Figure dataset records:
——
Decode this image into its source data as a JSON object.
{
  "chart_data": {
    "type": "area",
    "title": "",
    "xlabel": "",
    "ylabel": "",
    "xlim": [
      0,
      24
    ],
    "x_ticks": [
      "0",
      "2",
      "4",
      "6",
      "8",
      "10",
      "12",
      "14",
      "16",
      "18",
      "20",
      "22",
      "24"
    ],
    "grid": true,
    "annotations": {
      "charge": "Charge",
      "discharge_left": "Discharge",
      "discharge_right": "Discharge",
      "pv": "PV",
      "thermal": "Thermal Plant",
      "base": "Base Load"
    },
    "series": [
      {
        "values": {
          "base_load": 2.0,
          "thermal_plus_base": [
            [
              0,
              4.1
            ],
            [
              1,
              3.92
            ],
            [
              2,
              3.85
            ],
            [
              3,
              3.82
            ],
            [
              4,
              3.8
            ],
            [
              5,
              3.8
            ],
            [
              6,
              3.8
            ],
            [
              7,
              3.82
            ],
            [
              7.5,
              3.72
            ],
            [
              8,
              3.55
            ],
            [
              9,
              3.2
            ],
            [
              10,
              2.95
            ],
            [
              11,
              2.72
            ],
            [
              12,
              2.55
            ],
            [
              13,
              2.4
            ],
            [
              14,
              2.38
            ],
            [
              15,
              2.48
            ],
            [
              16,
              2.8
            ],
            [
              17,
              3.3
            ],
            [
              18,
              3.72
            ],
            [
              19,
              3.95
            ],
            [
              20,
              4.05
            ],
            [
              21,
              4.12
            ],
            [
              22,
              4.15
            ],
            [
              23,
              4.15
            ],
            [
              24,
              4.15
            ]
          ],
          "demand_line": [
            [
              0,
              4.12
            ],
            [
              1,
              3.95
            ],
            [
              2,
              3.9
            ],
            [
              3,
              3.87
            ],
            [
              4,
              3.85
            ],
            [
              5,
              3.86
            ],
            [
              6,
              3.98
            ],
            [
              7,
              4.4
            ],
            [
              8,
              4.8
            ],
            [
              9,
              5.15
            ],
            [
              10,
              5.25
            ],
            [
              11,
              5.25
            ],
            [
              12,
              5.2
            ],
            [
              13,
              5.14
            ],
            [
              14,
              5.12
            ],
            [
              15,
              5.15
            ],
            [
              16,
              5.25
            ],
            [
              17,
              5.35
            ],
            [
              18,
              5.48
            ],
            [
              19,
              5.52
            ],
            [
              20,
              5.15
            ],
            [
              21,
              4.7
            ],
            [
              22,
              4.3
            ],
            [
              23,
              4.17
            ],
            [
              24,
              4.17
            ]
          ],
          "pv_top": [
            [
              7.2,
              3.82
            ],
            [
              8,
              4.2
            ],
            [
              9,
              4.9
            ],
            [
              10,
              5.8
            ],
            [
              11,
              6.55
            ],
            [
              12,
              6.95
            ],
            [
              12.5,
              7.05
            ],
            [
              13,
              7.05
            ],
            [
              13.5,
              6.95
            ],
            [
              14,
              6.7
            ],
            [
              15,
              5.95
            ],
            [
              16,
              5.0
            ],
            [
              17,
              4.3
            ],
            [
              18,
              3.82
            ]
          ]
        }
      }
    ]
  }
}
——
Return all of the entries exactly as they were supplied.

### RIGHT ANSWER
Decode this image into its source data as a JSON object.
{
  "chart_data": {
    "type": "area",
    "title": "",
    "xlabel": "",
    "ylabel": "",
    "xlim": [
      0,
      24
    ],
    "x_ticks": [
      "0",
      "2",
      "4",
      "6",
      "8",
      "10",
      "12",
      "14",
      "16",
      "18",
      "20",
      "22",
      "24"
    ],
    "grid": true,
    "annotations": {
      "charge": "Charge",
      "discharge_left": "Discharge",
      "discharge_right": "Discharge",
      "pv": "PV",
      "thermal": "Thermal Plant",
      "base": "Base Load"
    },
    "series": [
      {
        "values": {
          "base_load": 2.0,
          "thermal_plus_base": [
            [
              0,
              4.1
            ],
            [
              1,
              3.92
            ],
            [
              2,
              3.85
            ],
            [
              3,
              3.82
            ],
            [
              4,
              3.8
            ],
            [
              5,
              3.8
            ],
            [
              6,
              3.8
            ],
            [
              7,
              3.82
            ],
            [
              7.5,
              3.72
            ],
            [
              8,
              3.55
            ],
            [
              9,
              3.2
            ],
            [
              10,
              2.95
            ],
            [
              11,
              2.72
            ],
            [
              12,
              2.55
            ],
            [
              13,
              2.4
            ],
            [
              14,
              2.38
            ],
            [
              15,
              2.48
            ],
            [
              16,
              2.8
            ],
            [
              17,
              3.3
            ],
            [
              18,
              3.72
            ],
            [
              19,
              3.95
            ],
            [
              20,
              4.05
            ],
            [
              21,
              4.12
            ],
            [
              22,
              4.15
            ],
            [
              23,
              4.15
            ],
            [
              24,
              4.15
            ]
          ],
          "demand_line": [
            [
              0,
              4.12
            ],
            [
              1,
              3.95
            ],
            [
              2,
              3.9
            ],
            [
              3,
              3.87
            ],
            [
              4,
              3.85
            ],
            [
              5,
              3.86
            ],
            [
              6,
              3.98
            ],
            [
              7,
              4.4
            ],
            [
              8,
              4.8
            ],
            [
              9,
              5.15
            ],
            [
              10,
              5.25
            ],
            [
              11,
              5.25
            ],
            [
              12,
              5.2
            ],
            [
              13,
              5.14
            ],
            [
              14,
              5.12
            ],
            [
              15,
              5.15
            ],
            [
              16,
              5.25
            ],
            [
              17,
              5.35
            ],
            [
              18,
              5.48
            ],
            [
              19,
              5.52
            ],
            [
              20,
              5.15
            ],
            [
              21,
              4.7
            ],
            [
              22,
              4.3
            ],
            [
              23,
              4.17
            ],
            [
              24,
              4.17
            ]
          ],
          "pv_top": [
            [
              7.2,
              3.82
            ],
            [
              8,
              4.2
            ],
            [
              9,
              4.9
            ],
            [
              10,
              5.8
            ],
            [
              11,
              6.55
            ],
            [
              12,
              6.95
            ],
            [
              12.5,
              7.05
            ],
            [
              13,
              7.05
            ],
            [
              13.5,
              6.95
            ],
            [
              14,
              6.7
            ],
            [
              15,
              5.95
            ],
            [
              16,
              5.0
            ],
            [
              17,
              4.3
            ],
            [
              18,
              3.82
            ]
          ]
        }
      }
    ]
  }
}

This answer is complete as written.